• WHAT IS BEING ASKED:
What is needed is the run of lines from the one with "Output the text content of this document." through the close of the data, set down exactly.

-- RECORDS SUPPLIED start --

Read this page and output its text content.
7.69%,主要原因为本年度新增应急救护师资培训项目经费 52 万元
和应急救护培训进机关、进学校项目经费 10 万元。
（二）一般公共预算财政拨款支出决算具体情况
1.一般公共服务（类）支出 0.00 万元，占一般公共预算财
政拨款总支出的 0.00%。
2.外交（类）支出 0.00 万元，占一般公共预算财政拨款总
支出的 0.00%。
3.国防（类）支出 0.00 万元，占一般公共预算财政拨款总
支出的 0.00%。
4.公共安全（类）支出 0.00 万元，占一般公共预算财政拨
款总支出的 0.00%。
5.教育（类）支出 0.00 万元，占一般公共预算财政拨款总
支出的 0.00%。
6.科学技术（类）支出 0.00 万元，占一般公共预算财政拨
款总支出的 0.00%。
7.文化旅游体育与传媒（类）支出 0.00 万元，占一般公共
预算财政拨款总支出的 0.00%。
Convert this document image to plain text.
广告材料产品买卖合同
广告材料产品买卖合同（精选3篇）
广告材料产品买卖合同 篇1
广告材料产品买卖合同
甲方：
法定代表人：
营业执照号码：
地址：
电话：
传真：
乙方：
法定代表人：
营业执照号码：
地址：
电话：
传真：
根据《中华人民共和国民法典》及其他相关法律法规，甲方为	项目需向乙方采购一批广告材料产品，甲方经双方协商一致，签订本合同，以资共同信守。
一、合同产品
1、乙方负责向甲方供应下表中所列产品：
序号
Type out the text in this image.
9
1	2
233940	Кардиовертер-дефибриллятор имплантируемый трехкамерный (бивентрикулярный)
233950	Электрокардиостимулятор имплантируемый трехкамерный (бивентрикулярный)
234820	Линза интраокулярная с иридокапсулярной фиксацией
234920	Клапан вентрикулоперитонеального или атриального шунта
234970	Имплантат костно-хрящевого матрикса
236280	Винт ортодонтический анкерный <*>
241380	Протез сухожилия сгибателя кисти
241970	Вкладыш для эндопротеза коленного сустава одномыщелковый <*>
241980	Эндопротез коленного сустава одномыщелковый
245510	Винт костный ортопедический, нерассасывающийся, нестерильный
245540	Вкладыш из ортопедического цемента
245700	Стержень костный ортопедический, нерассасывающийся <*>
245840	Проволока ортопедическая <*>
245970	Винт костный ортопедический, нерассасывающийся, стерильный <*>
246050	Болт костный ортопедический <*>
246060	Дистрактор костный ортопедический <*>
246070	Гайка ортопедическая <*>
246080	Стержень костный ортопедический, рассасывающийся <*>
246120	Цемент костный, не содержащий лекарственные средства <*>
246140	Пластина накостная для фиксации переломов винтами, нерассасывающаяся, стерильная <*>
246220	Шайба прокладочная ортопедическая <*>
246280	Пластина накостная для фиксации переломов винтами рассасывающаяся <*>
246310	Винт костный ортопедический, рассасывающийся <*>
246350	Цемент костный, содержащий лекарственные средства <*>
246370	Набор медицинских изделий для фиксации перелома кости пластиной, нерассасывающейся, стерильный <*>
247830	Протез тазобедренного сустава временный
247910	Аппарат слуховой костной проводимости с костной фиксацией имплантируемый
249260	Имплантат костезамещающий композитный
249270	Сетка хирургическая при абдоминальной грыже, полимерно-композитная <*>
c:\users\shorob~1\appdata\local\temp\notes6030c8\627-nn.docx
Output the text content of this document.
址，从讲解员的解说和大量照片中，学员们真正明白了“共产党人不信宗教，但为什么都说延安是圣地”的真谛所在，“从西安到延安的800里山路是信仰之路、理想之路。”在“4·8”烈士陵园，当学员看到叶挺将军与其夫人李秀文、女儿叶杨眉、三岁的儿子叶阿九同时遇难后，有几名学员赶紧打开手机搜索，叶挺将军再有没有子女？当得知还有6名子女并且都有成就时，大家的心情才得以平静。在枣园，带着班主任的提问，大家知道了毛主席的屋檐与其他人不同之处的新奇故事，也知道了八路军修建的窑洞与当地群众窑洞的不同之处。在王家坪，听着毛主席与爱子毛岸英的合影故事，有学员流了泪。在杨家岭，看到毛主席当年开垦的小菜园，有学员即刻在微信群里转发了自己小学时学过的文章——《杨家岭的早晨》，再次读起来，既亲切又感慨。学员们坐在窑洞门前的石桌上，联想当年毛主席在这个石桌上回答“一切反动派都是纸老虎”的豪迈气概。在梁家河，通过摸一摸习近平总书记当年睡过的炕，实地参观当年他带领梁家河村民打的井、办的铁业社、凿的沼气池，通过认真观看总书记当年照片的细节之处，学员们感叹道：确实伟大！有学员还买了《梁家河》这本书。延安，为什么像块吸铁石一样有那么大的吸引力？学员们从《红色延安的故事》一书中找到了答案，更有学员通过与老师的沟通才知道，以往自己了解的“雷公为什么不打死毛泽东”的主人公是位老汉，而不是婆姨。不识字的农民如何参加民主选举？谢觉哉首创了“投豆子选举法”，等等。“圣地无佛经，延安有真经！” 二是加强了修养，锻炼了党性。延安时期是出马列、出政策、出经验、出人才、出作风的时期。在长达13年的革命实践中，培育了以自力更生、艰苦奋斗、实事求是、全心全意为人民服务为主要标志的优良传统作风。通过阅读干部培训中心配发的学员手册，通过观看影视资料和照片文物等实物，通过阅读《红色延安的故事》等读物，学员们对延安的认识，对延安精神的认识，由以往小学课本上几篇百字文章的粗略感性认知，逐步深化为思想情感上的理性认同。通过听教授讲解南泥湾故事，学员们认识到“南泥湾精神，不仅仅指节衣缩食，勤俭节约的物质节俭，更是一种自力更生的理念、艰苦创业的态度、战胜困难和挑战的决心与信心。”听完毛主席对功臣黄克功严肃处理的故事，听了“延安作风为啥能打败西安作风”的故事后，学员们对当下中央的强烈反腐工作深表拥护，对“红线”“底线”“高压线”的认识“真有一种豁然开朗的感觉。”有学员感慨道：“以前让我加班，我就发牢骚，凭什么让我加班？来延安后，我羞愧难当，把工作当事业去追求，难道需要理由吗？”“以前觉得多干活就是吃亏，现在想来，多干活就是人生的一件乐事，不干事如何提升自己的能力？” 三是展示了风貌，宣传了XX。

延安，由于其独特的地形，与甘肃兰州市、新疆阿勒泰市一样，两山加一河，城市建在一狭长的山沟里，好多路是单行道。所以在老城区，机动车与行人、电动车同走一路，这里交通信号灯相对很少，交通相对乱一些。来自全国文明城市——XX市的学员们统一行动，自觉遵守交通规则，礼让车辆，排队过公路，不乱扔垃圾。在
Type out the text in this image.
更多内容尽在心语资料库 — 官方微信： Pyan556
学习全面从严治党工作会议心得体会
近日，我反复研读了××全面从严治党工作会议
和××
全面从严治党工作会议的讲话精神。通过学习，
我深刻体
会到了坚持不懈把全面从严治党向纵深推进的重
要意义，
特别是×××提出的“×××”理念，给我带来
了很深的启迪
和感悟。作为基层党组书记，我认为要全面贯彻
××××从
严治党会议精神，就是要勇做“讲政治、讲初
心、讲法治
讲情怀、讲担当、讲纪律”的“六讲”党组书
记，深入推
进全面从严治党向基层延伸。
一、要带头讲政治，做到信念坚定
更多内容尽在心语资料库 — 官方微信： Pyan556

-- RECORDS SUPPLIED end --

• CORRECT ANSWER:
Output the text content of this document.
址，从讲解员的解说和大量照片中，学员们真正明白了“共产党人不信宗教，但为什么都说延安是圣地”的真谛所在，“从西安到延安的800里山路是信仰之路、理想之路。”在“4·8”烈士陵园，当学员看到叶挺将军与其夫人李秀文、女儿叶杨眉、三岁的儿子叶阿九同时遇难后，有几名学员赶紧打开手机搜索，叶挺将军再有没有子女？当得知还有6名子女并且都有成就时，大家的心情才得以平静。在枣园，带着班主任的提问，大家知道了毛主席的屋檐与其他人不同之处的新奇故事，也知道了八路军修建的窑洞与当地群众窑洞的不同之处。在王家坪，听着毛主席与爱子毛岸英的合影故事，有学员流了泪。在杨家岭，看到毛主席当年开垦的小菜园，有学员即刻在微信群里转发了自己小学时学过的文章——《杨家岭的早晨》，再次读起来，既亲切又感慨。学员们坐在窑洞门前的石桌上，联想当年毛主席在这个石桌上回答“一切反动派都是纸老虎”的豪迈气概。在梁家河，通过摸一摸习近平总书记当年睡过的炕，实地参观当年他带领梁家河村民打的井、办的铁业社、凿的沼气池，通过认真观看总书记当年照片的细节之处，学员们感叹道：确实伟大！有学员还买了《梁家河》这本书。延安，为什么像块吸铁石一样有那么大的吸引力？学员们从《红色延安的故事》一书中找到了答案，更有学员通过与老师的沟通才知道，以往自己了解的“雷公为什么不打死毛泽东”的主人公是位老汉，而不是婆姨。不识字的农民如何参加民主选举？谢觉哉首创了“投豆子选举法”，等等。“圣地无佛经，延安有真经！” 二是加强了修养，锻炼了党性。延安时期是出马列、出政策、出经验、出人才、出作风的时期。在长达13年的革命实践中，培育了以自力更生、艰苦奋斗、实事求是、全心全意为人民服务为主要标志的优良传统作风。通过阅读干部培训中心配发的学员手册，通过观看影视资料和照片文物等实物，通过阅读《红色延安的故事》等读物，学员们对延安的认识，对延安精神的认识，由以往小学课本上几篇百字文章的粗略感性认知，逐步深化为思想情感上的理性认同。通过听教授讲解南泥湾故事，学员们认识到“南泥湾精神，不仅仅指节衣缩食，勤俭节约的物质节俭，更是一种自力更生的理念、艰苦创业的态度、战胜困难和挑战的决心与信心。”听完毛主席对功臣黄克功严肃处理的故事，听了“延安作风为啥能打败西安作风”的故事后，学员们对当下中央的强烈反腐工作深表拥护，对“红线”“底线”“高压线”的认识“真有一种豁然开朗的感觉。”有学员感慨道：“以前让我加班，我就发牢骚，凭什么让我加班？来延安后，我羞愧难当，把工作当事业去追求，难道需要理由吗？”“以前觉得多干活就是吃亏，现在想来，多干活就是人生的一件乐事，不干事如何提升自己的能力？” 三是展示了风貌，宣传了XX。

延安，由于其独特的地形，与甘肃兰州市、新疆阿勒泰市一样，两山加一河，城市建在一狭长的山沟里，好多路是单行道。所以在老城区，机动车与行人、电动车同走一路，这里交通信号灯相对很少，交通相对乱一些。来自全国文明城市——XX市的学员们统一行动，自觉遵守交通规则，礼让车辆，排队过公路，不乱扔垃圾。在
Type out the text in this image.
更多内容尽在心语资料库 — 官方微信： Pyan556
学习全面从严治党工作会议心得体会
近日，我反复研读了××全面从严治党工作会议
和××
全面从严治党工作会议的讲话精神。通过学习，
我深刻体
会到了坚持不懈把全面从严治党向纵深推进的重
要意义，
特别是×××提出的“×××”理念，给我带来
了很深的启迪
和感悟。作为基层党组书记，我认为要全面贯彻
××××从
严治党会议精神，就是要勇做“讲政治、讲初
心、讲法治
讲情怀、讲担当、讲纪律”的“六讲”党组书
记，深入推
进全面从严治党向基层延伸。
一、要带头讲政治，做到信念坚定
更多内容尽在心语资料库 — 官方微信： Pyan556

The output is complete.